Tally every line of the listing below that holds "state", then give the tally alone.

* LISTED RECORDS:
-- -- --
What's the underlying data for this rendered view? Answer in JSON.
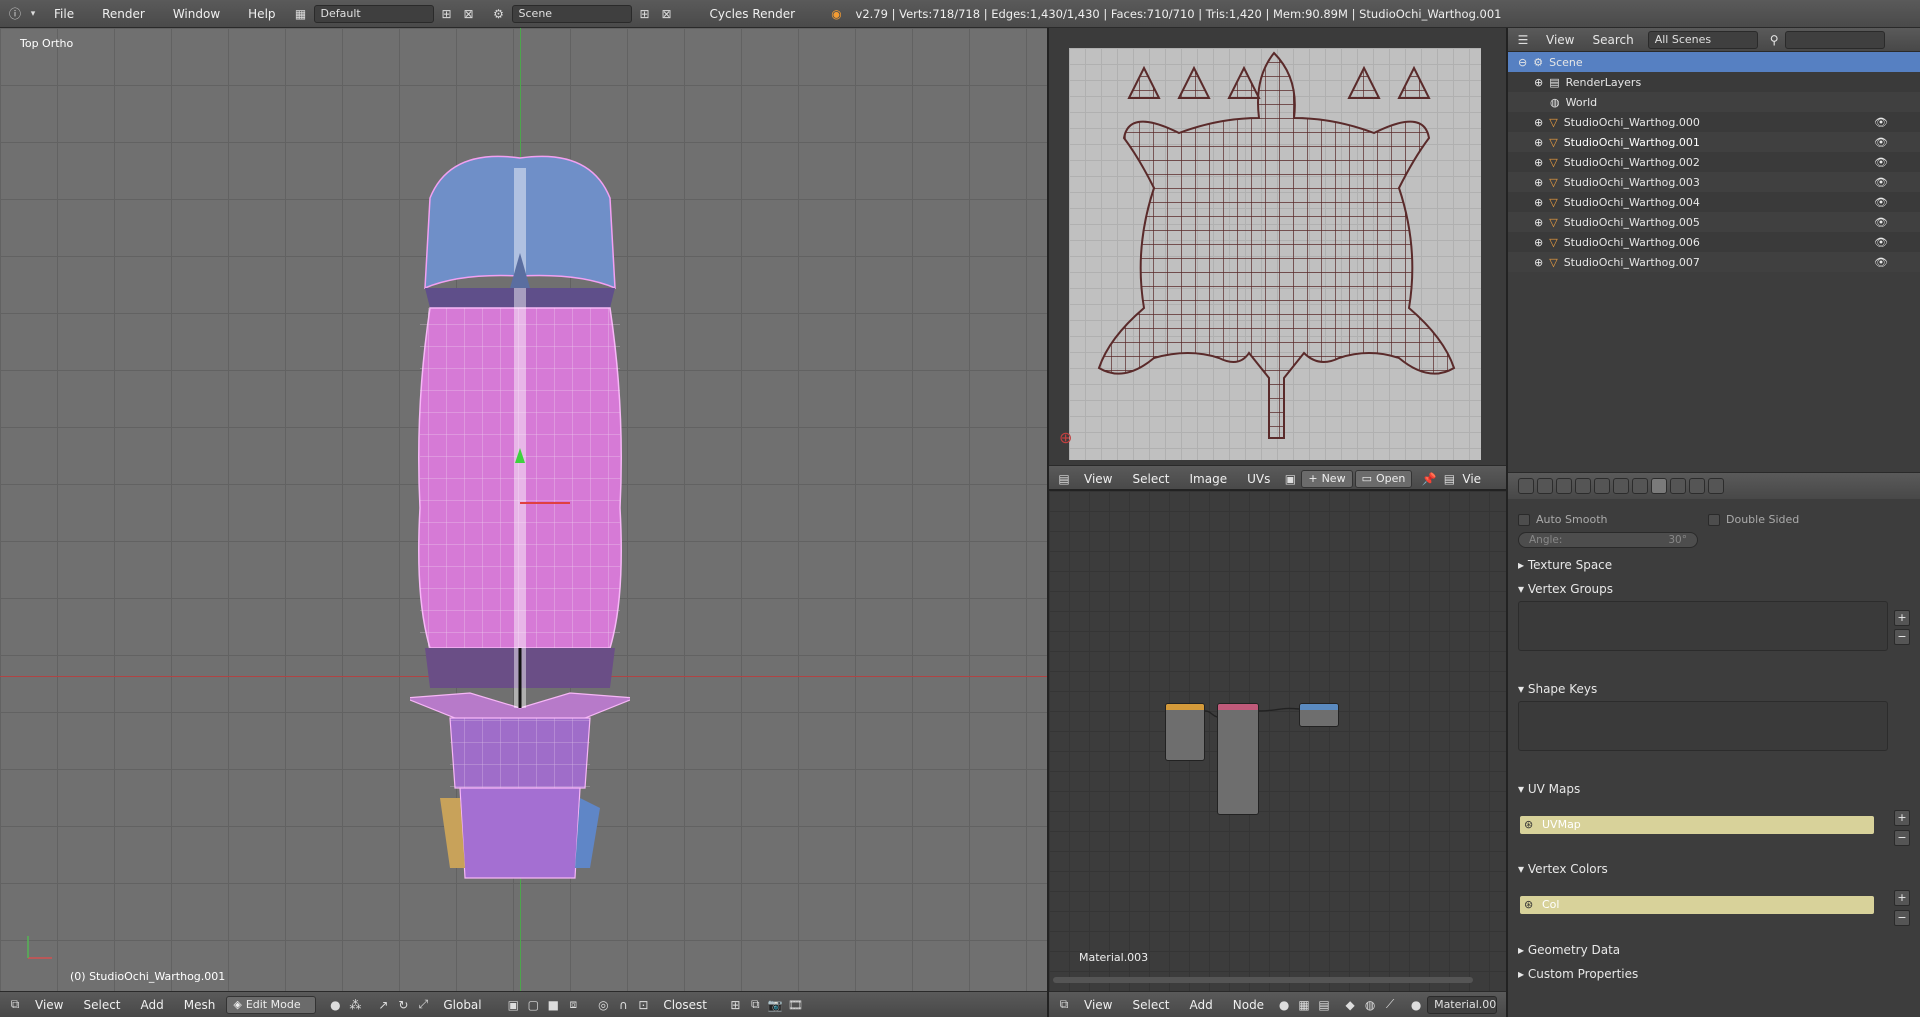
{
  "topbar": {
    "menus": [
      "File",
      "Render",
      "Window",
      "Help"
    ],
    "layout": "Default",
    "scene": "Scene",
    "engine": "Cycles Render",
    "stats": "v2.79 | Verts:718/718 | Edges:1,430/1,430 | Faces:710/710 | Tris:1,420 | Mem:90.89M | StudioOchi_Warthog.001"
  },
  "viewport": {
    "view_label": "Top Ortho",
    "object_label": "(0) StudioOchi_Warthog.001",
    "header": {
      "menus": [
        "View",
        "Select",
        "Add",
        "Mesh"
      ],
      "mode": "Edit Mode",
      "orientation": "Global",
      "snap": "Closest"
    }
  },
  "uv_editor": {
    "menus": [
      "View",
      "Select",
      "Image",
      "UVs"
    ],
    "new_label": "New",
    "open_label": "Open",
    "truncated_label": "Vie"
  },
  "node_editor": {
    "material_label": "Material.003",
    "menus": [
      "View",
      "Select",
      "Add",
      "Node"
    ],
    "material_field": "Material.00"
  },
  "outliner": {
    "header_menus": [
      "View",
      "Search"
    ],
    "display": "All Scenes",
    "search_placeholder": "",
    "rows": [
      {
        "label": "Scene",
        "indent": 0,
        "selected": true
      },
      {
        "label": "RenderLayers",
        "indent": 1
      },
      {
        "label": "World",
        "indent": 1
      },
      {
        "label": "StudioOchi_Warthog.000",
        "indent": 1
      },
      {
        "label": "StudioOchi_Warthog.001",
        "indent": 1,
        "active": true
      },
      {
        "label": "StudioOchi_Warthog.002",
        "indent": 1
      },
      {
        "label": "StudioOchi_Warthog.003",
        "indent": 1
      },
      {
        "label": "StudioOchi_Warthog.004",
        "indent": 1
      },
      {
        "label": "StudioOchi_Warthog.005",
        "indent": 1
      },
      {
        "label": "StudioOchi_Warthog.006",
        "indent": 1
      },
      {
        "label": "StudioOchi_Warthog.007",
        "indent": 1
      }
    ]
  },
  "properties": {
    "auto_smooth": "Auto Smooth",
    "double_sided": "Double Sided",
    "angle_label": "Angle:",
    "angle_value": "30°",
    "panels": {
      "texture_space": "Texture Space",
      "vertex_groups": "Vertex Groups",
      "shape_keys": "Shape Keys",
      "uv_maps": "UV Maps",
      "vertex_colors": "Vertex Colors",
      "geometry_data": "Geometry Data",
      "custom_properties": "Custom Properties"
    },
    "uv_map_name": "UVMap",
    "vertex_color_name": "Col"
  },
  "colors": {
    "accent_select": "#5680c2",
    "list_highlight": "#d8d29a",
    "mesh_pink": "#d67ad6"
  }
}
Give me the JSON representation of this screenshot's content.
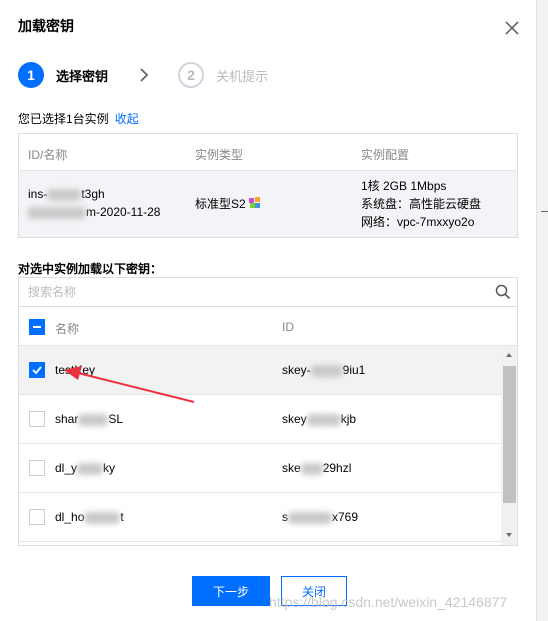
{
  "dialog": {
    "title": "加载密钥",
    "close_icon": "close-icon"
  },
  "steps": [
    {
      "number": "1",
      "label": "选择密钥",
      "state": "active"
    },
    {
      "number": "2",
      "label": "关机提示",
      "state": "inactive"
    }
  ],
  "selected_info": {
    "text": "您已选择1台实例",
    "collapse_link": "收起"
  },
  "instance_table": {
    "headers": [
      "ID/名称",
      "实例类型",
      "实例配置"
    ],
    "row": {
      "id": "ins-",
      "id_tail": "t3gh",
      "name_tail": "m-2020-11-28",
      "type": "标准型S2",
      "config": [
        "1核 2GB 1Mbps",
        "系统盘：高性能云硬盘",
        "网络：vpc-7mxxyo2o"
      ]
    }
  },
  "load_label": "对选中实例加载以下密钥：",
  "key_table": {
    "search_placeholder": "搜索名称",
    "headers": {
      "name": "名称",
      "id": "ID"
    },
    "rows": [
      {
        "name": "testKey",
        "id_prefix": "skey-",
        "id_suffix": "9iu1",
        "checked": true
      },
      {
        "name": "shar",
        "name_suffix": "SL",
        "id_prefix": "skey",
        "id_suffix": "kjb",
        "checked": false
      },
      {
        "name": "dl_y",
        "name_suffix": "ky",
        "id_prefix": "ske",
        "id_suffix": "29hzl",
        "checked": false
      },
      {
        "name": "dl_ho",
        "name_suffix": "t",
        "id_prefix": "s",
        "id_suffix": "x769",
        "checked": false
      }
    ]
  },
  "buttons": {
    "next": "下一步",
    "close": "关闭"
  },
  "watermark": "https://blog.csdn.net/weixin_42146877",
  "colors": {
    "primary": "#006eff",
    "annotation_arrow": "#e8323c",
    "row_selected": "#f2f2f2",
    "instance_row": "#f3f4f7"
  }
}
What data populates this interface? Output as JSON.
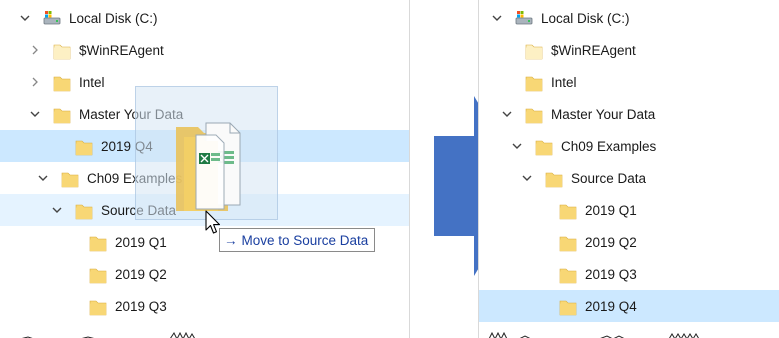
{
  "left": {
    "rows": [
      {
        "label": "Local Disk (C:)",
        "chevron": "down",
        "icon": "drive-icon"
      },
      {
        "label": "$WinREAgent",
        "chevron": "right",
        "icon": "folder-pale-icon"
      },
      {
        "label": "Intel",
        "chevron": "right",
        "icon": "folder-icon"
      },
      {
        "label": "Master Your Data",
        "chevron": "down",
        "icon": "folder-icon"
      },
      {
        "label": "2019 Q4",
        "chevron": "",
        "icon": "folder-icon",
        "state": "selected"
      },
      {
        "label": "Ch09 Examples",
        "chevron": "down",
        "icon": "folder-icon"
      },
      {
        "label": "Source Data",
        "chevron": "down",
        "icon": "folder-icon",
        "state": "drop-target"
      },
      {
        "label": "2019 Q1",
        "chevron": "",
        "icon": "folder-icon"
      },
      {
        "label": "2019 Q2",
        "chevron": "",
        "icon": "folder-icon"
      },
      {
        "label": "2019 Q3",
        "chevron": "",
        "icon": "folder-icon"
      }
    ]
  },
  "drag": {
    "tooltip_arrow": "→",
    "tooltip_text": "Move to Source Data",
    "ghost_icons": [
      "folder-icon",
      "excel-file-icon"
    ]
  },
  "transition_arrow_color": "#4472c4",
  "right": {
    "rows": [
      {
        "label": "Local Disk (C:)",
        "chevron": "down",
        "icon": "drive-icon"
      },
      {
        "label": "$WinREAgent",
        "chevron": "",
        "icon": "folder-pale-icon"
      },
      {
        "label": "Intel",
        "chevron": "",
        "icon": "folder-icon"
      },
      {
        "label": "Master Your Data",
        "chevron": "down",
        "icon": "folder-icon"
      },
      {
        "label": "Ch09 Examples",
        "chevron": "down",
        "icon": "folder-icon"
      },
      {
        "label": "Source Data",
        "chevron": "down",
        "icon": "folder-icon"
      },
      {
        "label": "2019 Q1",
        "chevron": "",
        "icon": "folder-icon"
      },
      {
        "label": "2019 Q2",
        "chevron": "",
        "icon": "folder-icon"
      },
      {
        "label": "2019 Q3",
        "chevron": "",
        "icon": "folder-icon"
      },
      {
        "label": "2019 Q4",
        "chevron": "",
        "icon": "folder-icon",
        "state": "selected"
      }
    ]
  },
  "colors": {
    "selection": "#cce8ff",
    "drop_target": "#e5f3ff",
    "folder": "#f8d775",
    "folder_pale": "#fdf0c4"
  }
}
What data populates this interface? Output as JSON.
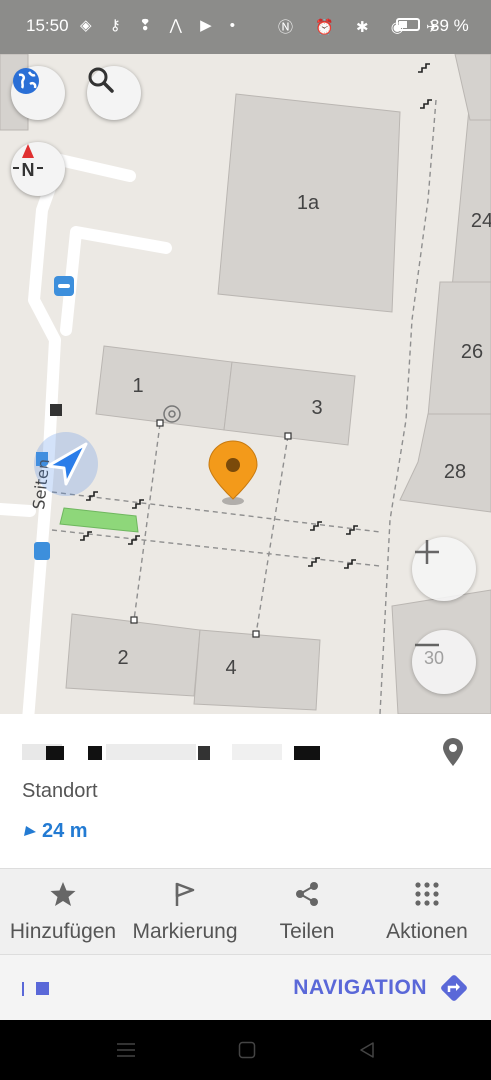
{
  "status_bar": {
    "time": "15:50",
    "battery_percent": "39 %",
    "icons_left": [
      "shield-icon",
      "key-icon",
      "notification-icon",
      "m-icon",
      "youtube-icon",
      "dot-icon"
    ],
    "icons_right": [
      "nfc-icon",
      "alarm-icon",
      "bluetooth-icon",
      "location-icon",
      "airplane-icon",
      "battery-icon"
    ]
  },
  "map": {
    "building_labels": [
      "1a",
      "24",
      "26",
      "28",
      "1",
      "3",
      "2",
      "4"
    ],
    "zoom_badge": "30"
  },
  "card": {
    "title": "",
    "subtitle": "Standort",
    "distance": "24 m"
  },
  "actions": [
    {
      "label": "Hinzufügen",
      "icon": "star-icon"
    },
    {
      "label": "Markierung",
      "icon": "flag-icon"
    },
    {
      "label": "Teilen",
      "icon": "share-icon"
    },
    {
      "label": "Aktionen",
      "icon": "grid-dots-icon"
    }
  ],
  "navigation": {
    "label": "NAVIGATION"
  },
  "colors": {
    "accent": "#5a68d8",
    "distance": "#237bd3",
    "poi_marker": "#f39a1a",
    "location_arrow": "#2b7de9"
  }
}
-- -- --
* ANSWER TO THE EXERCISE: 5